> **Exercise**
Copy out the items below word for word, starting at the line that contains "509, 620, 521]" and ending at the line that contains "509, 486, 521]", with both of those lines included.
++++++++++
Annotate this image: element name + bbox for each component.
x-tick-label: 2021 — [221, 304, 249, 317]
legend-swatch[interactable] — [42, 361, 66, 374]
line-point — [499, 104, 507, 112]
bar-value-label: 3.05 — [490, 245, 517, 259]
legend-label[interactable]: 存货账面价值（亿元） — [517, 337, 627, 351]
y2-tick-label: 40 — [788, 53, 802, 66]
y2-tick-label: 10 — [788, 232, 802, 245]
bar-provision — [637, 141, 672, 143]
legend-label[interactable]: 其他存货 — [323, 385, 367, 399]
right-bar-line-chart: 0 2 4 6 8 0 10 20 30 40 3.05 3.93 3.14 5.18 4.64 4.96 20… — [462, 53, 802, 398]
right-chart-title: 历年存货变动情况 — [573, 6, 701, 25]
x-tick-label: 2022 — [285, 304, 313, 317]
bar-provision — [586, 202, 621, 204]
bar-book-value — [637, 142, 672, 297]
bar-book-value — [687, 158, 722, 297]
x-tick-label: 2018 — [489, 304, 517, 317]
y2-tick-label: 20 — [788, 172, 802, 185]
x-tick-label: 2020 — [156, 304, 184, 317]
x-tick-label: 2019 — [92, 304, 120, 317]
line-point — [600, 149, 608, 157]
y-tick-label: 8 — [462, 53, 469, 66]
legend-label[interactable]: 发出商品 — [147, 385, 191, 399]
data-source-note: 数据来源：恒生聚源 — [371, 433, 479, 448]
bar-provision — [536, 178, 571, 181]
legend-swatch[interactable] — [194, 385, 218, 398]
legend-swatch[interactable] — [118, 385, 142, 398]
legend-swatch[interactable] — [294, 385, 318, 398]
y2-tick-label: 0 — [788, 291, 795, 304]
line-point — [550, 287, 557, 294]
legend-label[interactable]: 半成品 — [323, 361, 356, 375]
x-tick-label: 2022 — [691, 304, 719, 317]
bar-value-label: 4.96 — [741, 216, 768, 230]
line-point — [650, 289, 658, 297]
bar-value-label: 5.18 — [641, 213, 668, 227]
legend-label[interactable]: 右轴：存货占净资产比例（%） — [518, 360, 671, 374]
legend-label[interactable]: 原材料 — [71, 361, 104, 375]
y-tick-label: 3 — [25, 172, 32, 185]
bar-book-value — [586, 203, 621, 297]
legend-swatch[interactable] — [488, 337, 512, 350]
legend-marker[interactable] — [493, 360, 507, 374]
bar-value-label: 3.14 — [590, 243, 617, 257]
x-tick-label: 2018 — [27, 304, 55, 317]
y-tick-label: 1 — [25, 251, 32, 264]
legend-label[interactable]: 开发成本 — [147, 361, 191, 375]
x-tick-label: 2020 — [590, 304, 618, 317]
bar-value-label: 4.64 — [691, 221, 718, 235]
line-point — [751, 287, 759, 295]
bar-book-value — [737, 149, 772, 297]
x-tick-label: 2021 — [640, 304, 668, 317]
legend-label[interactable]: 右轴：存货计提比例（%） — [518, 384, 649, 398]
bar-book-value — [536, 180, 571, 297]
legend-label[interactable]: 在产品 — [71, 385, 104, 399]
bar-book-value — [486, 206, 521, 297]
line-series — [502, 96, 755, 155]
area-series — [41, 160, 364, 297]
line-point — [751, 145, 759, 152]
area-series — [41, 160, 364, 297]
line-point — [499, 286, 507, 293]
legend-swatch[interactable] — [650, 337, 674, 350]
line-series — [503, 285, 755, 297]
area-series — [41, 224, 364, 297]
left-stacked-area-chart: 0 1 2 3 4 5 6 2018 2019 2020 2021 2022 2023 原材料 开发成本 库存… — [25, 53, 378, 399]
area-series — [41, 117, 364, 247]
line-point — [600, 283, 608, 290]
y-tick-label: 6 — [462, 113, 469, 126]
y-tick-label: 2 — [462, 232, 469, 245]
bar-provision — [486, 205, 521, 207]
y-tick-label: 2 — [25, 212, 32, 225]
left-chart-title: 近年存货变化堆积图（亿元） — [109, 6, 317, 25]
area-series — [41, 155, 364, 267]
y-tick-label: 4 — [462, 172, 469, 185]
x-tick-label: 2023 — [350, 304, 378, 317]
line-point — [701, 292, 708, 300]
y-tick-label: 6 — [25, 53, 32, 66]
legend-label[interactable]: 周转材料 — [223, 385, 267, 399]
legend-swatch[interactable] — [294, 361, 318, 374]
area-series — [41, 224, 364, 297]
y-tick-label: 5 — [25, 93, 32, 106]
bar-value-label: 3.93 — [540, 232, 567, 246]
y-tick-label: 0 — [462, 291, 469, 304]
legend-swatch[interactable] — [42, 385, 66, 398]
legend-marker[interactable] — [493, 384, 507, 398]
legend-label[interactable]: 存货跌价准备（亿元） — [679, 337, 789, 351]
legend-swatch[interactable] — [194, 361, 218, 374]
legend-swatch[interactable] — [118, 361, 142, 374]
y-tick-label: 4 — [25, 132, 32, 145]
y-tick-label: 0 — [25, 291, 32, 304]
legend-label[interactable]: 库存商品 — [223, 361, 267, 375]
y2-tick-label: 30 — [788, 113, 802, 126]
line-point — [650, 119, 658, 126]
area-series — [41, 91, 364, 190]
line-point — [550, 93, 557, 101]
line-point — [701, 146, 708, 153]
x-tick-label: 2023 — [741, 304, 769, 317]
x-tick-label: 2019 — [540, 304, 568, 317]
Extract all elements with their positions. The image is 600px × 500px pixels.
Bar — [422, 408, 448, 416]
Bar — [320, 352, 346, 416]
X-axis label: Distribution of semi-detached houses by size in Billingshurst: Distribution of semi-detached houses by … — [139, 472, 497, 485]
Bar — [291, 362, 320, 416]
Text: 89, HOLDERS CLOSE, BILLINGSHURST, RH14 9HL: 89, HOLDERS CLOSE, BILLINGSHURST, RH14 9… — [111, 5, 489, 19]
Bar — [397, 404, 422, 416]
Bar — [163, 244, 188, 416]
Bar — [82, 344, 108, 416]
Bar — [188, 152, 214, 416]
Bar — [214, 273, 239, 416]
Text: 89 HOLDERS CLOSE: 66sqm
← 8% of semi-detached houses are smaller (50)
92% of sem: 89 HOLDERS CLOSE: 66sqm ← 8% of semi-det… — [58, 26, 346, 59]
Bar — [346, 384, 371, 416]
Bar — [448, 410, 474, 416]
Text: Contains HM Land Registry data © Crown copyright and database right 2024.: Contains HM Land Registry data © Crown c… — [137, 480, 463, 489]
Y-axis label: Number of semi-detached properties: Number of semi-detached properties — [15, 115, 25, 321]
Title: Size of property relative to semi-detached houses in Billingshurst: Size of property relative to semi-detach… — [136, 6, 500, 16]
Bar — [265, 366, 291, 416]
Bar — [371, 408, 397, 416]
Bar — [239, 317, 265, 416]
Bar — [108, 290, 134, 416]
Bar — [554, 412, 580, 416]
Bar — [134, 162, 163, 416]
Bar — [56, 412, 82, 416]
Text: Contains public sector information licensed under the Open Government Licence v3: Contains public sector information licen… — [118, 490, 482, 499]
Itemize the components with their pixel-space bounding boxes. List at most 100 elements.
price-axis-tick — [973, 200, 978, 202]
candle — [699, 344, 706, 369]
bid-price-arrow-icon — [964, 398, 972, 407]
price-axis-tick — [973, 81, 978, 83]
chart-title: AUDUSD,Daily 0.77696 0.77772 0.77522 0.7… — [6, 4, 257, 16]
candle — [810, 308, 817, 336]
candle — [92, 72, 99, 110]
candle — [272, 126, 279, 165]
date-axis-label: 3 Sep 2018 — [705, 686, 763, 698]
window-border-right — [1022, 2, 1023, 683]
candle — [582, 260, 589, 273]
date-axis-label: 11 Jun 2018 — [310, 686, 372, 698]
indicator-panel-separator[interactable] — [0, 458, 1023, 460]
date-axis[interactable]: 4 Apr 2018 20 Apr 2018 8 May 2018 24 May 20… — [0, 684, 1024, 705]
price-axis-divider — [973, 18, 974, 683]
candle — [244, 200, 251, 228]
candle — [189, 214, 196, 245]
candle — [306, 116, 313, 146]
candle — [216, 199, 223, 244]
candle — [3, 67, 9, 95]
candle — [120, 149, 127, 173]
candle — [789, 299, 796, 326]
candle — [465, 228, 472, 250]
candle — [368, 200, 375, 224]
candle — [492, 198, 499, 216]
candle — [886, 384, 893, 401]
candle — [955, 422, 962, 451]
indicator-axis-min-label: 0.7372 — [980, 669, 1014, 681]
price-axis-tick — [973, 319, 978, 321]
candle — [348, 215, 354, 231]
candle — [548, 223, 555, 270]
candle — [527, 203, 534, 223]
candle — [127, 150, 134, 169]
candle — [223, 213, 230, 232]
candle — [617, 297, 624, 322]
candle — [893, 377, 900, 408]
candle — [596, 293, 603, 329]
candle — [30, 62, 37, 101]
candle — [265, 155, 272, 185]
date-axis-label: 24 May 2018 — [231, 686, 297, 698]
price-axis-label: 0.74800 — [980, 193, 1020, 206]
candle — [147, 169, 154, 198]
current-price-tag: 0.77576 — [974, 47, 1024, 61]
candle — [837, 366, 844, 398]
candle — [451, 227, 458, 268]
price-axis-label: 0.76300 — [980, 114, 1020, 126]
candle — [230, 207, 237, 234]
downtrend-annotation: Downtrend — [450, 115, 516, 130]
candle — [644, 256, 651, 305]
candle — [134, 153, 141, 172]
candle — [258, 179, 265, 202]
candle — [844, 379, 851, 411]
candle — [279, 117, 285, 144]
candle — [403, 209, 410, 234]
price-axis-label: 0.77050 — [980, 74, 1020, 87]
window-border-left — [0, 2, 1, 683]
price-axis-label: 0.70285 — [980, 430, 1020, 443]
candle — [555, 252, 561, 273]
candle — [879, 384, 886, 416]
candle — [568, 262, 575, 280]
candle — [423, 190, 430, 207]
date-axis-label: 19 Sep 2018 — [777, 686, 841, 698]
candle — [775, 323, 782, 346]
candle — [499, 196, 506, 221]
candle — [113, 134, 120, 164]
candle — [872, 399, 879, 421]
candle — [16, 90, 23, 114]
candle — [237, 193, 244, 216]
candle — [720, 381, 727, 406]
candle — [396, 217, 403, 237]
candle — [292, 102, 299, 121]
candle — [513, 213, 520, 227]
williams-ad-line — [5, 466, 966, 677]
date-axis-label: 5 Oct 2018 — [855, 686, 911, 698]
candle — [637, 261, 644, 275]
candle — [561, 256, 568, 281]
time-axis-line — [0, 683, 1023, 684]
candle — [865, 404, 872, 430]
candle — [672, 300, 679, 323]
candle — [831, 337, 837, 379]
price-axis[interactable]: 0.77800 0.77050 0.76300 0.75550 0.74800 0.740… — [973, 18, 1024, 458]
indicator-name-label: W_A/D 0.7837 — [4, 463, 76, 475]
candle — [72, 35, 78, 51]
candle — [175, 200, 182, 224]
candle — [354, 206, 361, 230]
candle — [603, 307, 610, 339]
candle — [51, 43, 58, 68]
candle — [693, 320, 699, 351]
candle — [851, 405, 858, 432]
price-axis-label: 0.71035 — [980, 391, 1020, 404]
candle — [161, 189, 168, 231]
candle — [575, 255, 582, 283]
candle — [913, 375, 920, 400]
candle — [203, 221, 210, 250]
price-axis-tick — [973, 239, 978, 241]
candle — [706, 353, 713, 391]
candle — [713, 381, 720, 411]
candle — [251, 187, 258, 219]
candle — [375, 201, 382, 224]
++++++++++
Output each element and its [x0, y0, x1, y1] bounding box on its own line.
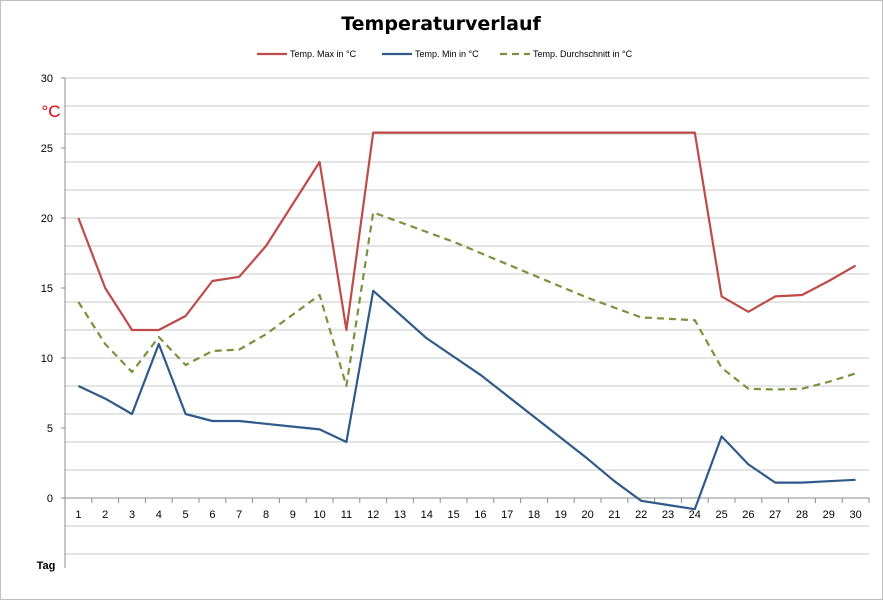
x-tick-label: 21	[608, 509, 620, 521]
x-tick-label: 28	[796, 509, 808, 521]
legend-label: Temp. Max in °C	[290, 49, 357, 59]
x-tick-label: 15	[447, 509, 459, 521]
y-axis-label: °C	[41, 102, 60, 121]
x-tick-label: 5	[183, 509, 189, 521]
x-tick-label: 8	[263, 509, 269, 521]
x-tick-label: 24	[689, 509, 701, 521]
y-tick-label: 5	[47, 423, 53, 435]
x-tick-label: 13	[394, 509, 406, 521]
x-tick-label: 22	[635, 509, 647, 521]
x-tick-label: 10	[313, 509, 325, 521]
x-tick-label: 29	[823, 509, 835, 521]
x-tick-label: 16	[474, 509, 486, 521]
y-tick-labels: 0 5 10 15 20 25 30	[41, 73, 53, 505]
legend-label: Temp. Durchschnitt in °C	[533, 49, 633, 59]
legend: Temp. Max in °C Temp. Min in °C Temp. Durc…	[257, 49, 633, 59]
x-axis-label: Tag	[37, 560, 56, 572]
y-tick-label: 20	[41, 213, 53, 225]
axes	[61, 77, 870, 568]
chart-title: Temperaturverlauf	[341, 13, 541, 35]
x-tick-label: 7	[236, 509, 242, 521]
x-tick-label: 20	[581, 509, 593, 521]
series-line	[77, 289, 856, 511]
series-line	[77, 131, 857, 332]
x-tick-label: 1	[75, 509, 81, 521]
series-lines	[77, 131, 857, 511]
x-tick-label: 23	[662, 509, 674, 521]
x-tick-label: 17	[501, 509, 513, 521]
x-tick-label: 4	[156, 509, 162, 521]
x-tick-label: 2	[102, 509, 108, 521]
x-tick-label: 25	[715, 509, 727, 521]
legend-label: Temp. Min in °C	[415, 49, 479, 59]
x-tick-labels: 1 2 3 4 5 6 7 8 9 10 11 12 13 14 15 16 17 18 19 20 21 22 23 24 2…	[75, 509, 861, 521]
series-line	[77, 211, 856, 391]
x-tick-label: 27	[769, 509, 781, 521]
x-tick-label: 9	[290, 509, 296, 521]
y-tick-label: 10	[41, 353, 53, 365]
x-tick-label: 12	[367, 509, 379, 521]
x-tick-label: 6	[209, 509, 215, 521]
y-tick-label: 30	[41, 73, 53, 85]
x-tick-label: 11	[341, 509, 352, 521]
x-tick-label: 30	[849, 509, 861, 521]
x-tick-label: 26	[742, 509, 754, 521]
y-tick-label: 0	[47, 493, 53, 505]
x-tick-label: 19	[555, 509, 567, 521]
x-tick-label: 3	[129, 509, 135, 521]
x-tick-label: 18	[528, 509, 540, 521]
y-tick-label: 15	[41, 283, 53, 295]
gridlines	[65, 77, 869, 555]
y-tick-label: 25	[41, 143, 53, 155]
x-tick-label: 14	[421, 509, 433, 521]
++++++++++
> **Result below**
x-tick-label: 21	[608, 509, 620, 521]
x-tick-label: 28	[796, 509, 808, 521]
legend-label: Temp. Max in °C	[290, 49, 357, 59]
x-tick-label: 15	[447, 509, 459, 521]
y-axis-label: °C	[41, 102, 60, 121]
x-tick-label: 5	[183, 509, 189, 521]
x-tick-label: 8	[263, 509, 269, 521]
x-tick-label: 24	[689, 509, 701, 521]
y-tick-label: 5	[47, 423, 53, 435]
x-tick-label: 13	[394, 509, 406, 521]
x-tick-label: 22	[635, 509, 647, 521]
x-tick-label: 10	[313, 509, 325, 521]
x-tick-label: 29	[823, 509, 835, 521]
x-tick-label: 16	[474, 509, 486, 521]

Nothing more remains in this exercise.